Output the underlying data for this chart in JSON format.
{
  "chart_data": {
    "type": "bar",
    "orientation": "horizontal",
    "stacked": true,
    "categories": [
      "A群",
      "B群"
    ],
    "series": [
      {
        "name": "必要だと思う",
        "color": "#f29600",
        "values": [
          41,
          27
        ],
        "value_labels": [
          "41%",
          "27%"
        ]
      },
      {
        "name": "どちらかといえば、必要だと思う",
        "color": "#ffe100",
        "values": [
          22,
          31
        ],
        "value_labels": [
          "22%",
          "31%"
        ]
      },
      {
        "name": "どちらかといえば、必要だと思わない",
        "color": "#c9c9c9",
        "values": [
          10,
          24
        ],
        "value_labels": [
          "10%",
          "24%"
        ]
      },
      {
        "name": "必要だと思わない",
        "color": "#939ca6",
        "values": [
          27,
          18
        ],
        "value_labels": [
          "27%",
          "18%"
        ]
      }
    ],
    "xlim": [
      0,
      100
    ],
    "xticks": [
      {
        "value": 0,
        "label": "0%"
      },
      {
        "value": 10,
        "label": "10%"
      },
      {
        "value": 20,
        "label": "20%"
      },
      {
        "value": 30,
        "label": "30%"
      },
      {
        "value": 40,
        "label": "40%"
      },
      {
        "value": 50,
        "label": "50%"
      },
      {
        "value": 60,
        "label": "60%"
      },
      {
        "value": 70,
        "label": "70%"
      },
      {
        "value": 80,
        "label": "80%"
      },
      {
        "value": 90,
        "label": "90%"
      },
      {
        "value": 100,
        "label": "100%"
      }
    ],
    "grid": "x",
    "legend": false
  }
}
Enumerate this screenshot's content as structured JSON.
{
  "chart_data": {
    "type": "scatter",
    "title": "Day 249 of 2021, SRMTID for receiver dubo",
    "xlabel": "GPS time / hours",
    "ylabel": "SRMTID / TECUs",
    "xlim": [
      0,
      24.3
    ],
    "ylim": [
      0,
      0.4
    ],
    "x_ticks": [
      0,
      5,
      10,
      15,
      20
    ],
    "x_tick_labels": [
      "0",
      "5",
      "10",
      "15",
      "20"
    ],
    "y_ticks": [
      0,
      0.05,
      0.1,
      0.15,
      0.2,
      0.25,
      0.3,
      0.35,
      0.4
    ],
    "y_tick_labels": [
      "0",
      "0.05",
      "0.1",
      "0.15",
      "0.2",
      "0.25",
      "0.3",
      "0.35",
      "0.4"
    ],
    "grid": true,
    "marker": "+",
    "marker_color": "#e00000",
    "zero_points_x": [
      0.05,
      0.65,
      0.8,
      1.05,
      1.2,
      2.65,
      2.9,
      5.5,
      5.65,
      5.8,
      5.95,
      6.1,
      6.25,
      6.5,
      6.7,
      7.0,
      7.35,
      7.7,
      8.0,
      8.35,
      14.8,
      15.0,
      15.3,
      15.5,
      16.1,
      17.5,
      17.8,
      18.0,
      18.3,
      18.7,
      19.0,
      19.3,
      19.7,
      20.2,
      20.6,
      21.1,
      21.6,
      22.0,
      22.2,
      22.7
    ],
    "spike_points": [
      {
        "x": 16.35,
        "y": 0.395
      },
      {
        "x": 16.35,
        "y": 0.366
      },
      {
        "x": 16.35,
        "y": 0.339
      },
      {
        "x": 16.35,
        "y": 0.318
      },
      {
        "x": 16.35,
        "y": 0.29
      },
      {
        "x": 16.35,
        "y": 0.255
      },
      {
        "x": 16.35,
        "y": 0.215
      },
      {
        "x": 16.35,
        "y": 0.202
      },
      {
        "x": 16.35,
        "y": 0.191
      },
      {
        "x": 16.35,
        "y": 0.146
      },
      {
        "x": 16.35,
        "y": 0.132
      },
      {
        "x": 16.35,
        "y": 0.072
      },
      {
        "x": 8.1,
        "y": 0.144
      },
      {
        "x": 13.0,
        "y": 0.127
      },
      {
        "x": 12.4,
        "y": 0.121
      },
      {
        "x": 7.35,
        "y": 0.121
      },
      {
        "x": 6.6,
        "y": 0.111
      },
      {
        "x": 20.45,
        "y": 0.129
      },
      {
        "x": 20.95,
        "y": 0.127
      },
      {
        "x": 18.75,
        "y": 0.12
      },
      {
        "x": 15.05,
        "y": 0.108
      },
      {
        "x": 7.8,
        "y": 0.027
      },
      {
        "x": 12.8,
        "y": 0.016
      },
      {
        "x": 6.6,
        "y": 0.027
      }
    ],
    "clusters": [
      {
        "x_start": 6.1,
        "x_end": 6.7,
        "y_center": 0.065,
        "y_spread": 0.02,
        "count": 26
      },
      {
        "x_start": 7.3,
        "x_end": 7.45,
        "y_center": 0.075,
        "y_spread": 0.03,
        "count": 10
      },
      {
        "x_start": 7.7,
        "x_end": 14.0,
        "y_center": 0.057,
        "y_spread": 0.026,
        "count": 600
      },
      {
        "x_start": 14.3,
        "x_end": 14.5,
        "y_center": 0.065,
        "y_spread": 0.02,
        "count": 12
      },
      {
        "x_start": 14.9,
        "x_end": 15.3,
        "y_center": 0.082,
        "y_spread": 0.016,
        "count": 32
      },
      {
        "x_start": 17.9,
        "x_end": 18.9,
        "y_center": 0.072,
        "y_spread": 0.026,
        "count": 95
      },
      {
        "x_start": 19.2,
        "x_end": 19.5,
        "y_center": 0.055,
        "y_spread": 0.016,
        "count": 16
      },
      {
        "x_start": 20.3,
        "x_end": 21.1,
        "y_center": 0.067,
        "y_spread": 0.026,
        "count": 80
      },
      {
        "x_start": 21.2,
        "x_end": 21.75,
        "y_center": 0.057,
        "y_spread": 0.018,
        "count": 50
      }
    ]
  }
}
****************************************
### Given instruction
Look through the material above and pick out each line holding the word "name".

### Answer for this exercise
        "name": "必要だと思う",
        "name": "どちらかといえば、必要だと思う",
        "name": "どちらかといえば、必要だと思わない",
        "name": "必要だと思わない",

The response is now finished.